## Records for the exercise
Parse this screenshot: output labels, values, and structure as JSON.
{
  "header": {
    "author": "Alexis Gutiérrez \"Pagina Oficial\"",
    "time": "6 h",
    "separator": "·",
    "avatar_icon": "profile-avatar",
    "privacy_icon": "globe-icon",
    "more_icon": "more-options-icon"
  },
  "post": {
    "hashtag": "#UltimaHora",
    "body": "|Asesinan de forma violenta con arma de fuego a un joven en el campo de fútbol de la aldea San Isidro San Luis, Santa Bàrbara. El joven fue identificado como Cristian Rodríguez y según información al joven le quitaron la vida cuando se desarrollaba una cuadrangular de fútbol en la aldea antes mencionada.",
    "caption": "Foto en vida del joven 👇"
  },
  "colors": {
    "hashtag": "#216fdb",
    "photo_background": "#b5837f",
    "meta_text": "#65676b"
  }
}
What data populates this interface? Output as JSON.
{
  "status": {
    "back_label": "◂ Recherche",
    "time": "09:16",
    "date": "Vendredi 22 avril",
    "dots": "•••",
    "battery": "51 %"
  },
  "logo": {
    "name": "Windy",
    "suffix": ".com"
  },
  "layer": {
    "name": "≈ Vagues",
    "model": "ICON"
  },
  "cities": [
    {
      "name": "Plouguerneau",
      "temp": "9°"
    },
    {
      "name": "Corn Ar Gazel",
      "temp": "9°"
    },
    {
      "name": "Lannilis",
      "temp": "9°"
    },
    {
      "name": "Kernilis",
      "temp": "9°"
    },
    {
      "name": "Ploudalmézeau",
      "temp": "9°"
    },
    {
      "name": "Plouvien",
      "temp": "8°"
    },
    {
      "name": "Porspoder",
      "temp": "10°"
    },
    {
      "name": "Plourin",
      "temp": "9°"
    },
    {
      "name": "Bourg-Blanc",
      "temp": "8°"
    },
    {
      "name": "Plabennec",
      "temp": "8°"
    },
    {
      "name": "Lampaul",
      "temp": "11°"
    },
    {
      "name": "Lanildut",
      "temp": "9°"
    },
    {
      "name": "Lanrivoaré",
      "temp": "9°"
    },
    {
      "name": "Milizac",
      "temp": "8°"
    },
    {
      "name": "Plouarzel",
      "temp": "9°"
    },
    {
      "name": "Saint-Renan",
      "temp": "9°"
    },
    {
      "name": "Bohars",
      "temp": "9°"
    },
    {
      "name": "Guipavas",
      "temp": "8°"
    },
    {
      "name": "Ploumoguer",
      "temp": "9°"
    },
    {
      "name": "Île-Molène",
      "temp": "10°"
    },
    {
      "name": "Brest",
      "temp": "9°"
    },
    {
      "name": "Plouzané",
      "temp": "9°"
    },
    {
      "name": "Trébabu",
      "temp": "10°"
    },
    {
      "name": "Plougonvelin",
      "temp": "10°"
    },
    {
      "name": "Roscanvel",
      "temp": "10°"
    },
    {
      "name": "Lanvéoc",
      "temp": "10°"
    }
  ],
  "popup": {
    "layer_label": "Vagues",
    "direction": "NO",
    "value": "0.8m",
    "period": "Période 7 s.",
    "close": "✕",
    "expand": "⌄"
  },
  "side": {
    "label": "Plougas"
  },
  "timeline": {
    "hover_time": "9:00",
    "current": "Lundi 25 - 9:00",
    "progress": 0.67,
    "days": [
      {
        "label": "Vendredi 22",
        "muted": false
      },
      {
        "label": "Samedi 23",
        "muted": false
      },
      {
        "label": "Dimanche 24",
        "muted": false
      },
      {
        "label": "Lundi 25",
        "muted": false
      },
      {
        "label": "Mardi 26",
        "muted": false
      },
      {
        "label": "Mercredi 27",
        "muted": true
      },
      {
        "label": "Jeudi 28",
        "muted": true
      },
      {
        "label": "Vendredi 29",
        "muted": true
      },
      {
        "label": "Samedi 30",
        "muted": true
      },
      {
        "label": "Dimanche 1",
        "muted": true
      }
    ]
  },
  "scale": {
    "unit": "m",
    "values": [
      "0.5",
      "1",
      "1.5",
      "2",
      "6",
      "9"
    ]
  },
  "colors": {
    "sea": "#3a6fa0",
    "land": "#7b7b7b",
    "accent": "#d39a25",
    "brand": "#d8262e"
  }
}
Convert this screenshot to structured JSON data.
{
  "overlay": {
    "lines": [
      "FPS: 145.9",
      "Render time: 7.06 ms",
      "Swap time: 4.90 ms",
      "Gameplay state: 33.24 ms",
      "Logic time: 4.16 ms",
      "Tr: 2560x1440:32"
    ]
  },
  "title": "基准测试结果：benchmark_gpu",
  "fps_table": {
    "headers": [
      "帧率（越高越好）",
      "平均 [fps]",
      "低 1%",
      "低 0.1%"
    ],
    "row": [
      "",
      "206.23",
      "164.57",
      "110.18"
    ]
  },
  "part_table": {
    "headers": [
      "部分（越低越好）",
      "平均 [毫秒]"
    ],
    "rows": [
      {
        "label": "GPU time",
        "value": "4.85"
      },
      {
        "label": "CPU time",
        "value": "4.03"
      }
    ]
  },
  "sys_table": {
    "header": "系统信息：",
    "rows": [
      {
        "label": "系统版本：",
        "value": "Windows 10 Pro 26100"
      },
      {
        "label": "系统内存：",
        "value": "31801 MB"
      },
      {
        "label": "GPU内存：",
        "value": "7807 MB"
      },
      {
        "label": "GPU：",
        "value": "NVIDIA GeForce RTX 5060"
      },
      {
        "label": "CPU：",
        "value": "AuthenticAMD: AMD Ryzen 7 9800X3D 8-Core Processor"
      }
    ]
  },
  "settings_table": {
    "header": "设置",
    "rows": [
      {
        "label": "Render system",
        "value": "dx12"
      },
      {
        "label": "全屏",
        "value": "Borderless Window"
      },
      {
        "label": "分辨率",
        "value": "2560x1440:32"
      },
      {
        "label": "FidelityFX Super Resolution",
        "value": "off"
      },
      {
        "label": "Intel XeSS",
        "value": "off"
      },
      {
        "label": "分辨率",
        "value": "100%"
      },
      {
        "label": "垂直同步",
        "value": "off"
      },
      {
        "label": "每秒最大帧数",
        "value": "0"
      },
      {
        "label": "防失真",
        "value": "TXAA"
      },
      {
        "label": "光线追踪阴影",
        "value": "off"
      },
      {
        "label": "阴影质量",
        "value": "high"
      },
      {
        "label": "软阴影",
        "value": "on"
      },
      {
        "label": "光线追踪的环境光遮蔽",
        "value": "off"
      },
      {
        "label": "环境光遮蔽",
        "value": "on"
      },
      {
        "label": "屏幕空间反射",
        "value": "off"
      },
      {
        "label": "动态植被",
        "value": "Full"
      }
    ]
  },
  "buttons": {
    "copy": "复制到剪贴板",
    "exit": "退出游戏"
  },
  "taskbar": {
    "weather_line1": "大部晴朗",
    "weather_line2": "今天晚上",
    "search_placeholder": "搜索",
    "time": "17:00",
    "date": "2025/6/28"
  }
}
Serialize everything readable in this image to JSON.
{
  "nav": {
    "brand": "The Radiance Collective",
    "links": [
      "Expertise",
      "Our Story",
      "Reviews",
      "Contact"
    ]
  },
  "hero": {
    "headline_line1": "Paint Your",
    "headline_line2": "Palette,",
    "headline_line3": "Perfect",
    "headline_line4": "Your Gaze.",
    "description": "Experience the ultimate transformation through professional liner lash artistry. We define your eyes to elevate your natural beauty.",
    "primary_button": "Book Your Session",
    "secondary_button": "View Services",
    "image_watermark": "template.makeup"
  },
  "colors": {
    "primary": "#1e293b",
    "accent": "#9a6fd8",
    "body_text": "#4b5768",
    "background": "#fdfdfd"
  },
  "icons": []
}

## Exercise instructions
Each line from the one with "Serialize everything readable" through the last line of the records must be written out word for word. Include nothing else.

## Correct result
Serialize everything readable in this image to JSON.
{
  "nav": {
    "brand": "The Radiance Collective",
    "links": [
      "Expertise",
      "Our Story",
      "Reviews",
      "Contact"
    ]
  },
  "hero": {
    "headline_line1": "Paint Your",
    "headline_line2": "Palette,",
    "headline_line3": "Perfect",
    "headline_line4": "Your Gaze.",
    "description": "Experience the ultimate transformation through professional liner lash artistry. We define your eyes to elevate your natural beauty.",
    "primary_button": "Book Your Session",
    "secondary_button": "View Services",
    "image_watermark": "template.makeup"
  },
  "colors": {
    "primary": "#1e293b",
    "accent": "#9a6fd8",
    "body_text": "#4b5768",
    "background": "#fdfdfd"
  },
  "icons": []
}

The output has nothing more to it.